◆ **Records provided**
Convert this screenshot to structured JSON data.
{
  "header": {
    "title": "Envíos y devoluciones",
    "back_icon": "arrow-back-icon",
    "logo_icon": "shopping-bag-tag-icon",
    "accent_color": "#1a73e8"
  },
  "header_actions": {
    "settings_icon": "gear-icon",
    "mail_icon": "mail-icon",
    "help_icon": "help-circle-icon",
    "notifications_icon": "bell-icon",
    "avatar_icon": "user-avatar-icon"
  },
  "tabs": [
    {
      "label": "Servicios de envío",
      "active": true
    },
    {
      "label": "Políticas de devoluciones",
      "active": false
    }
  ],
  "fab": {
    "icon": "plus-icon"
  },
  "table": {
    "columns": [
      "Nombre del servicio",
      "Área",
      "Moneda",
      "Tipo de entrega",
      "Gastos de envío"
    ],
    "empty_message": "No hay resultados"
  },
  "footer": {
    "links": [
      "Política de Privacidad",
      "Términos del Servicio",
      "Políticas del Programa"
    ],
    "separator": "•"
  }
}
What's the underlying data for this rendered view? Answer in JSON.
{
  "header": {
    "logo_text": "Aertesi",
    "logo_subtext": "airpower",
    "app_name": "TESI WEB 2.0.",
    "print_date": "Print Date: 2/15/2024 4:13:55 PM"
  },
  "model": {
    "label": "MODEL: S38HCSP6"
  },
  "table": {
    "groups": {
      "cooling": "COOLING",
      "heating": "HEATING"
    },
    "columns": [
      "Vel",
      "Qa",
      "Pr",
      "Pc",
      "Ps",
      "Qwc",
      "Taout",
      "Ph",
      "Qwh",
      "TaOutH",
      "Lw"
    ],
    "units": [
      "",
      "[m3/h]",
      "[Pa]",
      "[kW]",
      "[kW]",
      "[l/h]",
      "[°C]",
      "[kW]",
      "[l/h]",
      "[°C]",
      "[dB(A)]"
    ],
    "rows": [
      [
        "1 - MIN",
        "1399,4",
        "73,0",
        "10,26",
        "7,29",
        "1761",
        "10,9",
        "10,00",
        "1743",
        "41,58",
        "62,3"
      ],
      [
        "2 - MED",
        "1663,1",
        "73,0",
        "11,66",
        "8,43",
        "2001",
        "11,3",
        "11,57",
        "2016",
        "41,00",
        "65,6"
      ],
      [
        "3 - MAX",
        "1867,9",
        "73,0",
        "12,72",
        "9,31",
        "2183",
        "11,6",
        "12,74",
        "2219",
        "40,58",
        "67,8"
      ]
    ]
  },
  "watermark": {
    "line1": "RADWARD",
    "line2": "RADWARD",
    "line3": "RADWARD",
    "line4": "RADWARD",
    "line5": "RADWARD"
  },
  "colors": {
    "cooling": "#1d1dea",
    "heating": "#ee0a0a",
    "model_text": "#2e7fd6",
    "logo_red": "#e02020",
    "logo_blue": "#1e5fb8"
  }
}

◆ **Directions for this task**
All the entries above need to be reproduced exactly.

◆ **Finished answer**
Convert this screenshot to structured JSON data.
{
  "header": {
    "title": "Envíos y devoluciones",
    "back_icon": "arrow-back-icon",
    "logo_icon": "shopping-bag-tag-icon",
    "accent_color": "#1a73e8"
  },
  "header_actions": {
    "settings_icon": "gear-icon",
    "mail_icon": "mail-icon",
    "help_icon": "help-circle-icon",
    "notifications_icon": "bell-icon",
    "avatar_icon": "user-avatar-icon"
  },
  "tabs": [
    {
      "label": "Servicios de envío",
      "active": true
    },
    {
      "label": "Políticas de devoluciones",
      "active": false
    }
  ],
  "fab": {
    "icon": "plus-icon"
  },
  "table": {
    "columns": [
      "Nombre del servicio",
      "Área",
      "Moneda",
      "Tipo de entrega",
      "Gastos de envío"
    ],
    "empty_message": "No hay resultados"
  },
  "footer": {
    "links": [
      "Política de Privacidad",
      "Términos del Servicio",
      "Políticas del Programa"
    ],
    "separator": "•"
  }
}
What's the underlying data for this rendered view? Answer in JSON.
{
  "header": {
    "logo_text": "Aertesi",
    "logo_subtext": "airpower",
    "app_name": "TESI WEB 2.0.",
    "print_date": "Print Date: 2/15/2024 4:13:55 PM"
  },
  "model": {
    "label": "MODEL: S38HCSP6"
  },
  "table": {
    "groups": {
      "cooling": "COOLING",
      "heating": "HEATING"
    },
    "columns": [
      "Vel",
      "Qa",
      "Pr",
      "Pc",
      "Ps",
      "Qwc",
      "Taout",
      "Ph",
      "Qwh",
      "TaOutH",
      "Lw"
    ],
    "units": [
      "",
      "[m3/h]",
      "[Pa]",
      "[kW]",
      "[kW]",
      "[l/h]",
      "[°C]",
      "[kW]",
      "[l/h]",
      "[°C]",
      "[dB(A)]"
    ],
    "rows": [
      [
        "1 - MIN",
        "1399,4",
        "73,0",
        "10,26",
        "7,29",
        "1761",
        "10,9",
        "10,00",
        "1743",
        "41,58",
        "62,3"
      ],
      [
        "2 - MED",
        "1663,1",
        "73,0",
        "11,66",
        "8,43",
        "2001",
        "11,3",
        "11,57",
        "2016",
        "41,00",
        "65,6"
      ],
      [
        "3 - MAX",
        "1867,9",
        "73,0",
        "12,72",
        "9,31",
        "2183",
        "11,6",
        "12,74",
        "2219",
        "40,58",
        "67,8"
      ]
    ]
  },
  "watermark": {
    "line1": "RADWARD",
    "line2": "RADWARD",
    "line3": "RADWARD",
    "line4": "RADWARD",
    "line5": "RADWARD"
  },
  "colors": {
    "cooling": "#1d1dea",
    "heating": "#ee0a0a",
    "model_text": "#2e7fd6",
    "logo_red": "#e02020",
    "logo_blue": "#1e5fb8"
  }
}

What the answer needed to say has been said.